- _The exercise_:
Please extract the listing lines running from the one containing "Annotate this image: name" through the one containing "x-axis-title: Měrný objem", both included, and repeat them unchanged, leaving the pictures out.
-- begin Given data --
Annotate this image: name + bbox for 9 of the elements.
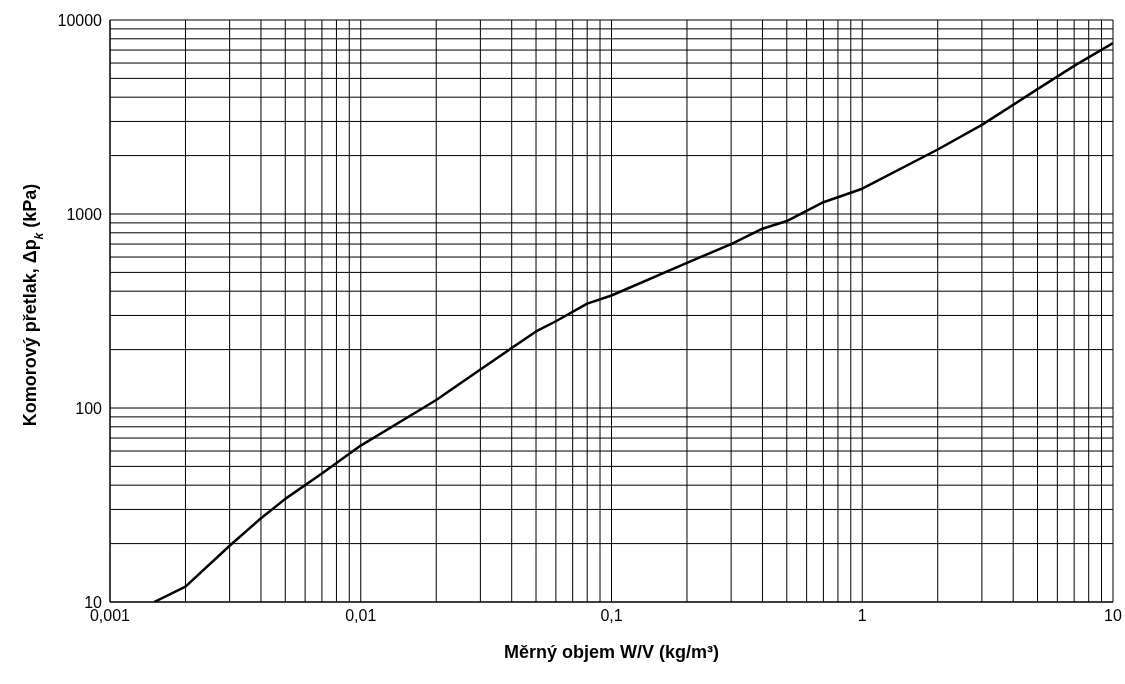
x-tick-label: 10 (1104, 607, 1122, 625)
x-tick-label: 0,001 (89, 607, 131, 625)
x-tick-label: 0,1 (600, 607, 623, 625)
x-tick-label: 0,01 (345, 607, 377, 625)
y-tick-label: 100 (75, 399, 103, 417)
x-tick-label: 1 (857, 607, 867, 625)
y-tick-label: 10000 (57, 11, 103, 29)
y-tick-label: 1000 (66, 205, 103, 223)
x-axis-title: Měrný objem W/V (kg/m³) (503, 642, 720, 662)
-- end Given data --
-- begin Given data --
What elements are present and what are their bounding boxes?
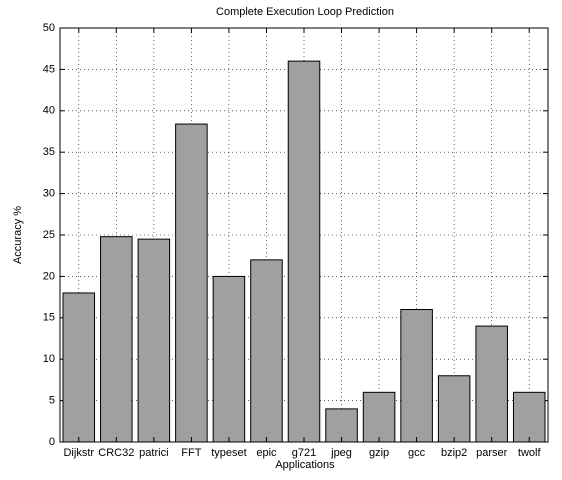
-- end Given data --
- _Solution to the problem_:
Annotate this image: name + bbox for 9 of the elements.
x-tick-label: 10 (1104, 607, 1122, 625)
x-tick-label: 0,001 (89, 607, 131, 625)
x-tick-label: 0,1 (600, 607, 623, 625)
x-tick-label: 0,01 (345, 607, 377, 625)
y-tick-label: 100 (75, 399, 103, 417)
x-tick-label: 1 (857, 607, 867, 625)
y-tick-label: 10000 (57, 11, 103, 29)
y-tick-label: 1000 (66, 205, 103, 223)
x-axis-title: Měrný objem W/V (kg/m³) (503, 642, 720, 662)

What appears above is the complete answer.